## Begin

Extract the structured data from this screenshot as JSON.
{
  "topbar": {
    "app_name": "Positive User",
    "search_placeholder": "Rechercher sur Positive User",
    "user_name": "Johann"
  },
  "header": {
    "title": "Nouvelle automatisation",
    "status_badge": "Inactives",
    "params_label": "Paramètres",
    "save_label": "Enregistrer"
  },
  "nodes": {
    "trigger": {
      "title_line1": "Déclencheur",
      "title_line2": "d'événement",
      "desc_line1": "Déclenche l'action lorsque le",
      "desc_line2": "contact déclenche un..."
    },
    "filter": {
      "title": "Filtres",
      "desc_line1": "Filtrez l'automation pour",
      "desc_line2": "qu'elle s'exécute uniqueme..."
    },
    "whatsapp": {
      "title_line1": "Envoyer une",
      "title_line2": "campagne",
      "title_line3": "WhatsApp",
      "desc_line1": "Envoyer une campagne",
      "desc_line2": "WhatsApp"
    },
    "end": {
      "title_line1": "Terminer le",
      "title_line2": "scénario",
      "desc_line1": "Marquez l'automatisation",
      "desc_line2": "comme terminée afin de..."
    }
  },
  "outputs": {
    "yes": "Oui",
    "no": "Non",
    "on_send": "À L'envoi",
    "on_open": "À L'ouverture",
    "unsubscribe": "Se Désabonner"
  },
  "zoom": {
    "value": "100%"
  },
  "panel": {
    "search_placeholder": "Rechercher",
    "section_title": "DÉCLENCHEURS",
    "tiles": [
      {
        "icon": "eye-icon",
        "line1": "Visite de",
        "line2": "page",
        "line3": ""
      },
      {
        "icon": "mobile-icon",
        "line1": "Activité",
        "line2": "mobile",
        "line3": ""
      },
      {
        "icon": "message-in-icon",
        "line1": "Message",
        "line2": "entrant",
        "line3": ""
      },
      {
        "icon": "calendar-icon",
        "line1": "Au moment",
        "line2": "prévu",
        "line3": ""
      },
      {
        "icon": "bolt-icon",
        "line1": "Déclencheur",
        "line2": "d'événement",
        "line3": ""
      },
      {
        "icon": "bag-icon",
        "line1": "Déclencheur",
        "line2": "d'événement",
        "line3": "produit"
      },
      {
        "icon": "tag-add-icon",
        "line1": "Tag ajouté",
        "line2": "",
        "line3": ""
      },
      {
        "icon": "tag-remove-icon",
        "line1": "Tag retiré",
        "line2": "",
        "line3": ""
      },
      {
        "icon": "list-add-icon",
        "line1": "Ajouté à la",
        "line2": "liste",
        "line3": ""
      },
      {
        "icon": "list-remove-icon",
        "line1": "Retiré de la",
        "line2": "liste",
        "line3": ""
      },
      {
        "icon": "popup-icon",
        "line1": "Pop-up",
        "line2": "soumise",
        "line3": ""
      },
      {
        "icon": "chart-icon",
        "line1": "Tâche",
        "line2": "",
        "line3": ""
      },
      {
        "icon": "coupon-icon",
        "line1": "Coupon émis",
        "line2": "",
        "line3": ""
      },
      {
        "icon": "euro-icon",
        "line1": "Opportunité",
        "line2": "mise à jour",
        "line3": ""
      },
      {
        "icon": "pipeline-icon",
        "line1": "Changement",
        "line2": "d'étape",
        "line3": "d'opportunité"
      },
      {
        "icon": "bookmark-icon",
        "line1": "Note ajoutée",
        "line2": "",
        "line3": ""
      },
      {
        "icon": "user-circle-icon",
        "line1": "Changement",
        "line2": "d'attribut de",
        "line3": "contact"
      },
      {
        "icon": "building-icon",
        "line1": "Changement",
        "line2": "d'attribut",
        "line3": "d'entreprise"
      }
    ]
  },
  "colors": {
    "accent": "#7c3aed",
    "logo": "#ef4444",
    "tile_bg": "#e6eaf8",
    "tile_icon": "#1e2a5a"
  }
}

## End

Output the listing above word for word.

- RESULT FOR THIS EXERCISE:
Extract the structured data from this screenshot as JSON.
{
  "topbar": {
    "app_name": "Positive User",
    "search_placeholder": "Rechercher sur Positive User",
    "user_name": "Johann"
  },
  "header": {
    "title": "Nouvelle automatisation",
    "status_badge": "Inactives",
    "params_label": "Paramètres",
    "save_label": "Enregistrer"
  },
  "nodes": {
    "trigger": {
      "title_line1": "Déclencheur",
      "title_line2": "d'événement",
      "desc_line1": "Déclenche l'action lorsque le",
      "desc_line2": "contact déclenche un..."
    },
    "filter": {
      "title": "Filtres",
      "desc_line1": "Filtrez l'automation pour",
      "desc_line2": "qu'elle s'exécute uniqueme..."
    },
    "whatsapp": {
      "title_line1": "Envoyer une",
      "title_line2": "campagne",
      "title_line3": "WhatsApp",
      "desc_line1": "Envoyer une campagne",
      "desc_line2": "WhatsApp"
    },
    "end": {
      "title_line1": "Terminer le",
      "title_line2": "scénario",
      "desc_line1": "Marquez l'automatisation",
      "desc_line2": "comme terminée afin de..."
    }
  },
  "outputs": {
    "yes": "Oui",
    "no": "Non",
    "on_send": "À L'envoi",
    "on_open": "À L'ouverture",
    "unsubscribe": "Se Désabonner"
  },
  "zoom": {
    "value": "100%"
  },
  "panel": {
    "search_placeholder": "Rechercher",
    "section_title": "DÉCLENCHEURS",
    "tiles": [
      {
        "icon": "eye-icon",
        "line1": "Visite de",
        "line2": "page",
        "line3": ""
      },
      {
        "icon": "mobile-icon",
        "line1": "Activité",
        "line2": "mobile",
        "line3": ""
      },
      {
        "icon": "message-in-icon",
        "line1": "Message",
        "line2": "entrant",
        "line3": ""
      },
      {
        "icon": "calendar-icon",
        "line1": "Au moment",
        "line2": "prévu",
        "line3": ""
      },
      {
        "icon": "bolt-icon",
        "line1": "Déclencheur",
        "line2": "d'événement",
        "line3": ""
      },
      {
        "icon": "bag-icon",
        "line1": "Déclencheur",
        "line2": "d'événement",
        "line3": "produit"
      },
      {
        "icon": "tag-add-icon",
        "line1": "Tag ajouté",
        "line2": "",
        "line3": ""
      },
      {
        "icon": "tag-remove-icon",
        "line1": "Tag retiré",
        "line2": "",
        "line3": ""
      },
      {
        "icon": "list-add-icon",
        "line1": "Ajouté à la",
        "line2": "liste",
        "line3": ""
      },
      {
        "icon": "list-remove-icon",
        "line1": "Retiré de la",
        "line2": "liste",
        "line3": ""
      },
      {
        "icon": "popup-icon",
        "line1": "Pop-up",
        "line2": "soumise",
        "line3": ""
      },
      {
        "icon": "chart-icon",
        "line1": "Tâche",
        "line2": "",
        "line3": ""
      },
      {
        "icon": "coupon-icon",
        "line1": "Coupon émis",
        "line2": "",
        "line3": ""
      },
      {
        "icon": "euro-icon",
        "line1": "Opportunité",
        "line2": "mise à jour",
        "line3": ""
      },
      {
        "icon": "pipeline-icon",
        "line1": "Changement",
        "line2": "d'étape",
        "line3": "d'opportunité"
      },
      {
        "icon": "bookmark-icon",
        "line1": "Note ajoutée",
        "line2": "",
        "line3": ""
      },
      {
        "icon": "user-circle-icon",
        "line1": "Changement",
        "line2": "d'attribut de",
        "line3": "contact"
      },
      {
        "icon": "building-icon",
        "line1": "Changement",
        "line2": "d'attribut",
        "line3": "d'entreprise"
      }
    ]
  },
  "colors": {
    "accent": "#7c3aed",
    "logo": "#ef4444",
    "tile_bg": "#e6eaf8",
    "tile_icon": "#1e2a5a"
  }
}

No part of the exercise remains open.